• [Lines of data]:
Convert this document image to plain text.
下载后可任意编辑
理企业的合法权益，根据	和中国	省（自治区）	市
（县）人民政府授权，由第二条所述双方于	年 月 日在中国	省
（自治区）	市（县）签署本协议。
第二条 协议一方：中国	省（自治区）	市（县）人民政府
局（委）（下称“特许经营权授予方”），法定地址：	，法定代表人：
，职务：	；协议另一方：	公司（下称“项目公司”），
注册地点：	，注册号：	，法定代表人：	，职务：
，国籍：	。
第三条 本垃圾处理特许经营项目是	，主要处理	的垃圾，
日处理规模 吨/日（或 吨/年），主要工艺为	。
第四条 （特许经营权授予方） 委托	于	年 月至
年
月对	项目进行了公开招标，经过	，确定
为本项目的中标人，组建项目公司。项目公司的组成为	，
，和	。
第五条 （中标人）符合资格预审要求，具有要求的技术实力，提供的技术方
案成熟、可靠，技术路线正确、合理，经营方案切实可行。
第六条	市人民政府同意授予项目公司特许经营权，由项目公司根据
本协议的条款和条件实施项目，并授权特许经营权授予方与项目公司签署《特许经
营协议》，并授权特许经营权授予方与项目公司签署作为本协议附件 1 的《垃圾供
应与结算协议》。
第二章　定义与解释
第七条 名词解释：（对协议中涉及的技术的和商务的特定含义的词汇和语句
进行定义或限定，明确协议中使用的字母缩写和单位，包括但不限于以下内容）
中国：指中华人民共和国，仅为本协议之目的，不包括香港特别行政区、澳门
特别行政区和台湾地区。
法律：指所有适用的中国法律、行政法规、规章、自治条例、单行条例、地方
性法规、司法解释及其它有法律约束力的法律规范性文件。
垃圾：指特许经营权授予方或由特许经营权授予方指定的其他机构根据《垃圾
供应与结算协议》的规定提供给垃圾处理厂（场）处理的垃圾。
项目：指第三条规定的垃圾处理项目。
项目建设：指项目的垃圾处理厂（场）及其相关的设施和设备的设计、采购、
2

• [Given request]: Return all of the entries exactly as they were supplied.

• [Result of this task]:
Convert this document image to plain text.
下载后可任意编辑
理企业的合法权益，根据	和中国	省（自治区）	市
（县）人民政府授权，由第二条所述双方于	年 月 日在中国	省
（自治区）	市（县）签署本协议。
第二条 协议一方：中国	省（自治区）	市（县）人民政府
局（委）（下称“特许经营权授予方”），法定地址：	，法定代表人：
，职务：	；协议另一方：	公司（下称“项目公司”），
注册地点：	，注册号：	，法定代表人：	，职务：
，国籍：	。
第三条 本垃圾处理特许经营项目是	，主要处理	的垃圾，
日处理规模 吨/日（或 吨/年），主要工艺为	。
第四条 （特许经营权授予方） 委托	于	年 月至
年
月对	项目进行了公开招标，经过	，确定
为本项目的中标人，组建项目公司。项目公司的组成为	，
，和	。
第五条 （中标人）符合资格预审要求，具有要求的技术实力，提供的技术方
案成熟、可靠，技术路线正确、合理，经营方案切实可行。
第六条	市人民政府同意授予项目公司特许经营权，由项目公司根据
本协议的条款和条件实施项目，并授权特许经营权授予方与项目公司签署《特许经
营协议》，并授权特许经营权授予方与项目公司签署作为本协议附件 1 的《垃圾供
应与结算协议》。
第二章　定义与解释
第七条 名词解释：（对协议中涉及的技术的和商务的特定含义的词汇和语句
进行定义或限定，明确协议中使用的字母缩写和单位，包括但不限于以下内容）
中国：指中华人民共和国，仅为本协议之目的，不包括香港特别行政区、澳门
特别行政区和台湾地区。
法律：指所有适用的中国法律、行政法规、规章、自治条例、单行条例、地方
性法规、司法解释及其它有法律约束力的法律规范性文件。
垃圾：指特许经营权授予方或由特许经营权授予方指定的其他机构根据《垃圾
供应与结算协议》的规定提供给垃圾处理厂（场）处理的垃圾。
项目：指第三条规定的垃圾处理项目。
项目建设：指项目的垃圾处理厂（场）及其相关的设施和设备的设计、采购、
2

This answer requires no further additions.